-- START --

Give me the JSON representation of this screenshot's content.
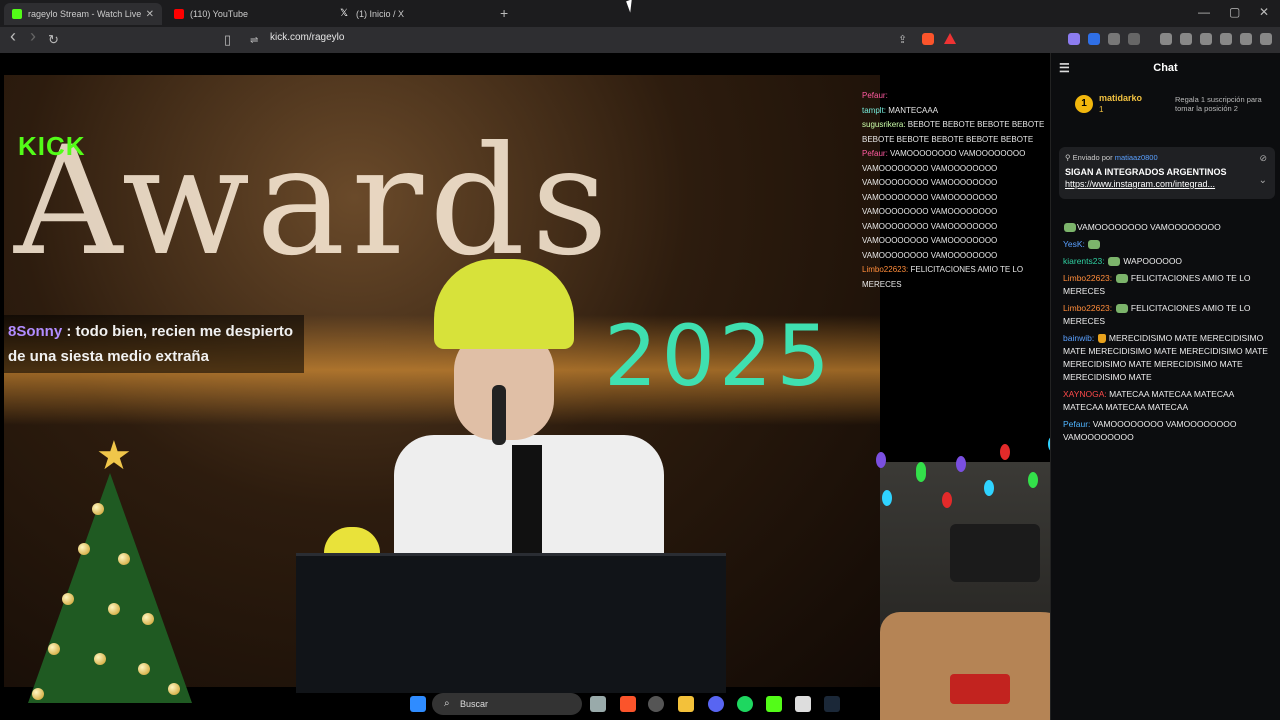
{
  "tabs": [
    {
      "label": "rageylo Stream - Watch Live o",
      "close": "✕",
      "color": "#53fc18"
    },
    {
      "label": "(110) YouTube",
      "color": "#ff0000"
    },
    {
      "label": "(1) Inicio / X",
      "color": "#ffffff"
    }
  ],
  "newtab": "+",
  "window_controls": {
    "min": "—",
    "max": "▢",
    "close": "✕"
  },
  "toolbar": {
    "back": "‹",
    "forward": "›",
    "reload": "↻",
    "bookmark": "▯",
    "site_info": "⇌",
    "url": "kick.com/rageylo",
    "share": "⇪"
  },
  "stream": {
    "kick_logo": "KICK",
    "awards_text": "Awards",
    "year_text": "2025",
    "caption_user": "8Sonny",
    "caption_text": " : todo bien, recien me despierto de una siesta medio extraña",
    "overlay_chat": [
      {
        "user": "Pefaur:",
        "text": ""
      },
      {
        "user": "tamplt:",
        "text": " MANTECAAA"
      },
      {
        "user": "sugusrikera:",
        "text": " BEBOTE BEBOTE BEBOTE BEBOTE BEBOTE BEBOTE BEBOTE BEBOTE BEBOTE"
      },
      {
        "user": "Pefaur:",
        "text": " VAMOOOOOOOO VAMOOOOOOOO VAMOOOOOOOO VAMOOOOOOOO VAMOOOOOOOO VAMOOOOOOOO VAMOOOOOOOO VAMOOOOOOOO VAMOOOOOOOO VAMOOOOOOOO VAMOOOOOOOO VAMOOOOOOOO VAMOOOOOOOO VAMOOOOOOOO VAMOOOOOOOO VAMOOOOOOOO"
      },
      {
        "user": "Limbo22623:",
        "text": " FELICITACIONES AMIO TE LO MERECES"
      }
    ]
  },
  "chat": {
    "title": "Chat",
    "leader": {
      "rank": "1",
      "name": "matidarko",
      "count": "1",
      "gift_text": "Regala 1 suscripción para tomar la posición 2"
    },
    "pinned": {
      "sent_by": "Enviado por",
      "sender": "matiaaz0800",
      "title": "SIGAN A INTEGRADOS ARGENTINOS",
      "link": "https://www.instagram.com/integrad..."
    },
    "messages": [
      {
        "user": "",
        "text": "VAMOOOOOOOO VAMOOOOOOOO",
        "cls": ""
      },
      {
        "user": "YesK:",
        "text": "",
        "cls": "u-blue"
      },
      {
        "user": "kiarents23:",
        "text": " WAPOOOOOO",
        "cls": "u-green"
      },
      {
        "user": "Limbo22623:",
        "text": " FELICITACIONES AMIO TE LO MERECES",
        "cls": "u-orange"
      },
      {
        "user": "Limbo22623:",
        "text": " FELICITACIONES AMIO TE LO MERECES",
        "cls": "u-orange"
      },
      {
        "user": "bainwib:",
        "text": " MERECIDISIMO MATE MERECIDISIMO MATE MERECIDISIMO MATE MERECIDISIMO MATE MERECIDISIMO MATE MERECIDISIMO MATE MERECIDISIMO MATE",
        "cls": "u-blue"
      },
      {
        "user": "XAYNOGA:",
        "text": " MATECAA MATECAA MATECAA MATECAA MATECAA MATECAA",
        "cls": "u-red"
      },
      {
        "user": "Pefaur:",
        "text": " VAMOOOOOOOO VAMOOOOOOOO VAMOOOOOOOO",
        "cls": "u-cyan"
      }
    ]
  },
  "taskbar": {
    "search_placeholder": "Buscar",
    "search_icon": "⌕"
  },
  "colors": {
    "kick_green": "#53fc18",
    "chat_bg": "#0c0d0f",
    "gold": "#f2b70d"
  }
}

-- END --

Task instructions >> Leave the images out, please, and restate each line word for word.

Written solution >>
Give me the JSON representation of this screenshot's content.
{
  "tabs": [
    {
      "label": "rageylo Stream - Watch Live o",
      "close": "✕",
      "color": "#53fc18"
    },
    {
      "label": "(110) YouTube",
      "color": "#ff0000"
    },
    {
      "label": "(1) Inicio / X",
      "color": "#ffffff"
    }
  ],
  "newtab": "+",
  "window_controls": {
    "min": "—",
    "max": "▢",
    "close": "✕"
  },
  "toolbar": {
    "back": "‹",
    "forward": "›",
    "reload": "↻",
    "bookmark": "▯",
    "site_info": "⇌",
    "url": "kick.com/rageylo",
    "share": "⇪"
  },
  "stream": {
    "kick_logo": "KICK",
    "awards_text": "Awards",
    "year_text": "2025",
    "caption_user": "8Sonny",
    "caption_text": " : todo bien, recien me despierto de una siesta medio extraña",
    "overlay_chat": [
      {
        "user": "Pefaur:",
        "text": ""
      },
      {
        "user": "tamplt:",
        "text": " MANTECAAA"
      },
      {
        "user": "sugusrikera:",
        "text": " BEBOTE BEBOTE BEBOTE BEBOTE BEBOTE BEBOTE BEBOTE BEBOTE BEBOTE"
      },
      {
        "user": "Pefaur:",
        "text": " VAMOOOOOOOO VAMOOOOOOOO VAMOOOOOOOO VAMOOOOOOOO VAMOOOOOOOO VAMOOOOOOOO VAMOOOOOOOO VAMOOOOOOOO VAMOOOOOOOO VAMOOOOOOOO VAMOOOOOOOO VAMOOOOOOOO VAMOOOOOOOO VAMOOOOOOOO VAMOOOOOOOO VAMOOOOOOOO"
      },
      {
        "user": "Limbo22623:",
        "text": " FELICITACIONES AMIO TE LO MERECES"
      }
    ]
  },
  "chat": {
    "title": "Chat",
    "leader": {
      "rank": "1",
      "name": "matidarko",
      "count": "1",
      "gift_text": "Regala 1 suscripción para tomar la posición 2"
    },
    "pinned": {
      "sent_by": "Enviado por",
      "sender": "matiaaz0800",
      "title": "SIGAN A INTEGRADOS ARGENTINOS",
      "link": "https://www.instagram.com/integrad..."
    },
    "messages": [
      {
        "user": "",
        "text": "VAMOOOOOOOO VAMOOOOOOOO",
        "cls": ""
      },
      {
        "user": "YesK:",
        "text": "",
        "cls": "u-blue"
      },
      {
        "user": "kiarents23:",
        "text": " WAPOOOOOO",
        "cls": "u-green"
      },
      {
        "user": "Limbo22623:",
        "text": " FELICITACIONES AMIO TE LO MERECES",
        "cls": "u-orange"
      },
      {
        "user": "Limbo22623:",
        "text": " FELICITACIONES AMIO TE LO MERECES",
        "cls": "u-orange"
      },
      {
        "user": "bainwib:",
        "text": " MERECIDISIMO MATE MERECIDISIMO MATE MERECIDISIMO MATE MERECIDISIMO MATE MERECIDISIMO MATE MERECIDISIMO MATE MERECIDISIMO MATE",
        "cls": "u-blue"
      },
      {
        "user": "XAYNOGA:",
        "text": " MATECAA MATECAA MATECAA MATECAA MATECAA MATECAA",
        "cls": "u-red"
      },
      {
        "user": "Pefaur:",
        "text": " VAMOOOOOOOO VAMOOOOOOOO VAMOOOOOOOO",
        "cls": "u-cyan"
      }
    ]
  },
  "taskbar": {
    "search_placeholder": "Buscar",
    "search_icon": "⌕"
  },
  "colors": {
    "kick_green": "#53fc18",
    "chat_bg": "#0c0d0f",
    "gold": "#f2b70d"
  }
}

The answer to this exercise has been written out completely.